Would you transcribe all of the data exactly, down to the last character?

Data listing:
****
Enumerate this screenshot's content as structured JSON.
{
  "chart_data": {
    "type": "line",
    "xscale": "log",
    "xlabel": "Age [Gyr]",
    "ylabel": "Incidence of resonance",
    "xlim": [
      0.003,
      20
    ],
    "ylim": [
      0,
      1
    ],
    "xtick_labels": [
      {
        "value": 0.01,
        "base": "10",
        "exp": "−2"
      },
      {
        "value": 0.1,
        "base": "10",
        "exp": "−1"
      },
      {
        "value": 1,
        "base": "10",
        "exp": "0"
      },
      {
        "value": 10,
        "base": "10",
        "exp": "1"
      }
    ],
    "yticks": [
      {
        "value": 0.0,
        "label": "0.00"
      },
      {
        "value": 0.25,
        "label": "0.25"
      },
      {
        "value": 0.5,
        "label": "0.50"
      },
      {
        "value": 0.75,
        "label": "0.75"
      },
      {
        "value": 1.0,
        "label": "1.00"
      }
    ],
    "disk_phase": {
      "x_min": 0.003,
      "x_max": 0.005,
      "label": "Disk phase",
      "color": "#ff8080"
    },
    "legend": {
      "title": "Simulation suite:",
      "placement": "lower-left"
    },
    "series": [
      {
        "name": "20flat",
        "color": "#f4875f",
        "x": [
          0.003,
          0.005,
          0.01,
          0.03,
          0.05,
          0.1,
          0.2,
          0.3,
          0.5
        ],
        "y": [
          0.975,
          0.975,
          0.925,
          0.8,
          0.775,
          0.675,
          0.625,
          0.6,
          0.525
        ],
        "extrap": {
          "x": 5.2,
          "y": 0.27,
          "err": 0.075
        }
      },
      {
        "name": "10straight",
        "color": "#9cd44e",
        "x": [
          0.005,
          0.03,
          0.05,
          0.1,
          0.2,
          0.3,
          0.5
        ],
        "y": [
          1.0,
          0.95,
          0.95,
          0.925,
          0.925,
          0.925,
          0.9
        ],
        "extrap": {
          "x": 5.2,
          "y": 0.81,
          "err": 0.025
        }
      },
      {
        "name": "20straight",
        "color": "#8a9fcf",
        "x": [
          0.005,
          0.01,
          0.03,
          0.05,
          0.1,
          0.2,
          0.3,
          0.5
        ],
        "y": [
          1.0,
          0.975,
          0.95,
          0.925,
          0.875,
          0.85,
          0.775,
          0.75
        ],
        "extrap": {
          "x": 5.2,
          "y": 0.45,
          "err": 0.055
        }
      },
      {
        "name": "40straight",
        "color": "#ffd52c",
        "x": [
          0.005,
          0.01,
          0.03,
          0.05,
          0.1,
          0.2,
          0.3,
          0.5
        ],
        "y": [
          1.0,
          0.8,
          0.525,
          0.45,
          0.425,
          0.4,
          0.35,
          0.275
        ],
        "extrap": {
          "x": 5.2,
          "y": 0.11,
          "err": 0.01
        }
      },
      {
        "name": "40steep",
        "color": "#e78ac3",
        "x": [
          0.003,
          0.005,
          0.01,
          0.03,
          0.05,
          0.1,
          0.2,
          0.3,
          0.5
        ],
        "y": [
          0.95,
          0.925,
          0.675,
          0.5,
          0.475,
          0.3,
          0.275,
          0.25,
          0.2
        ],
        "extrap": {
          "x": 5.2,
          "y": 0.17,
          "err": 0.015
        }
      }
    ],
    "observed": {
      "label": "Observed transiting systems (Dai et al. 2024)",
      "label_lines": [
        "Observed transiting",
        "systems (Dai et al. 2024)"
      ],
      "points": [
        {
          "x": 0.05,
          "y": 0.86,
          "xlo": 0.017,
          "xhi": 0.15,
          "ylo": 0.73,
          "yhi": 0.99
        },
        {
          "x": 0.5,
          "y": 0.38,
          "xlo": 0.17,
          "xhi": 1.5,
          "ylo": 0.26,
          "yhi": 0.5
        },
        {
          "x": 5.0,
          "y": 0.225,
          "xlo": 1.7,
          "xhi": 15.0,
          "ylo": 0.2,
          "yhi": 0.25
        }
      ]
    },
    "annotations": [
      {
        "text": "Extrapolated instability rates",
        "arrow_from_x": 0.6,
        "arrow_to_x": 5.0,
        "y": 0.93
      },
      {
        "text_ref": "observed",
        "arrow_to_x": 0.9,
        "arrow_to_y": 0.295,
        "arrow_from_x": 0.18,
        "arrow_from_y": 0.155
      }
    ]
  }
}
****
### Response
Enumerate this screenshot's content as structured JSON.
{
  "chart_data": {
    "type": "line",
    "xscale": "log",
    "xlabel": "Age [Gyr]",
    "ylabel": "Incidence of resonance",
    "xlim": [
      0.003,
      20
    ],
    "ylim": [
      0,
      1
    ],
    "xtick_labels": [
      {
        "value": 0.01,
        "base": "10",
        "exp": "−2"
      },
      {
        "value": 0.1,
        "base": "10",
        "exp": "−1"
      },
      {
        "value": 1,
        "base": "10",
        "exp": "0"
      },
      {
        "value": 10,
        "base": "10",
        "exp": "1"
      }
    ],
    "yticks": [
      {
        "value": 0.0,
        "label": "0.00"
      },
      {
        "value": 0.25,
        "label": "0.25"
      },
      {
        "value": 0.5,
        "label": "0.50"
      },
      {
        "value": 0.75,
        "label": "0.75"
      },
      {
        "value": 1.0,
        "label": "1.00"
      }
    ],
    "disk_phase": {
      "x_min": 0.003,
      "x_max": 0.005,
      "label": "Disk phase",
      "color": "#ff8080"
    },
    "legend": {
      "title": "Simulation suite:",
      "placement": "lower-left"
    },
    "series": [
      {
        "name": "20flat",
        "color": "#f4875f",
        "x": [
          0.003,
          0.005,
          0.01,
          0.03,
          0.05,
          0.1,
          0.2,
          0.3,
          0.5
        ],
        "y": [
          0.975,
          0.975,
          0.925,
          0.8,
          0.775,
          0.675,
          0.625,
          0.6,
          0.525
        ],
        "extrap": {
          "x": 5.2,
          "y": 0.27,
          "err": 0.075
        }
      },
      {
        "name": "10straight",
        "color": "#9cd44e",
        "x": [
          0.005,
          0.03,
          0.05,
          0.1,
          0.2,
          0.3,
          0.5
        ],
        "y": [
          1.0,
          0.95,
          0.95,
          0.925,
          0.925,
          0.925,
          0.9
        ],
        "extrap": {
          "x": 5.2,
          "y": 0.81,
          "err": 0.025
        }
      },
      {
        "name": "20straight",
        "color": "#8a9fcf",
        "x": [
          0.005,
          0.01,
          0.03,
          0.05,
          0.1,
          0.2,
          0.3,
          0.5
        ],
        "y": [
          1.0,
          0.975,
          0.95,
          0.925,
          0.875,
          0.85,
          0.775,
          0.75
        ],
        "extrap": {
          "x": 5.2,
          "y": 0.45,
          "err": 0.055
        }
      },
      {
        "name": "40straight",
        "color": "#ffd52c",
        "x": [
          0.005,
          0.01,
          0.03,
          0.05,
          0.1,
          0.2,
          0.3,
          0.5
        ],
        "y": [
          1.0,
          0.8,
          0.525,
          0.45,
          0.425,
          0.4,
          0.35,
          0.275
        ],
        "extrap": {
          "x": 5.2,
          "y": 0.11,
          "err": 0.01
        }
      },
      {
        "name": "40steep",
        "color": "#e78ac3",
        "x": [
          0.003,
          0.005,
          0.01,
          0.03,
          0.05,
          0.1,
          0.2,
          0.3,
          0.5
        ],
        "y": [
          0.95,
          0.925,
          0.675,
          0.5,
          0.475,
          0.3,
          0.275,
          0.25,
          0.2
        ],
        "extrap": {
          "x": 5.2,
          "y": 0.17,
          "err": 0.015
        }
      }
    ],
    "observed": {
      "label": "Observed transiting systems (Dai et al. 2024)",
      "label_lines": [
        "Observed transiting",
        "systems (Dai et al. 2024)"
      ],
      "points": [
        {
          "x": 0.05,
          "y": 0.86,
          "xlo": 0.017,
          "xhi": 0.15,
          "ylo": 0.73,
          "yhi": 0.99
        },
        {
          "x": 0.5,
          "y": 0.38,
          "xlo": 0.17,
          "xhi": 1.5,
          "ylo": 0.26,
          "yhi": 0.5
        },
        {
          "x": 5.0,
          "y": 0.225,
          "xlo": 1.7,
          "xhi": 15.0,
          "ylo": 0.2,
          "yhi": 0.25
        }
      ]
    },
    "annotations": [
      {
        "text": "Extrapolated instability rates",
        "arrow_from_x": 0.6,
        "arrow_to_x": 5.0,
        "y": 0.93
      },
      {
        "text_ref": "observed",
        "arrow_to_x": 0.9,
        "arrow_to_y": 0.295,
        "arrow_from_x": 0.18,
        "arrow_from_y": 0.155
      }
    ]
  }
}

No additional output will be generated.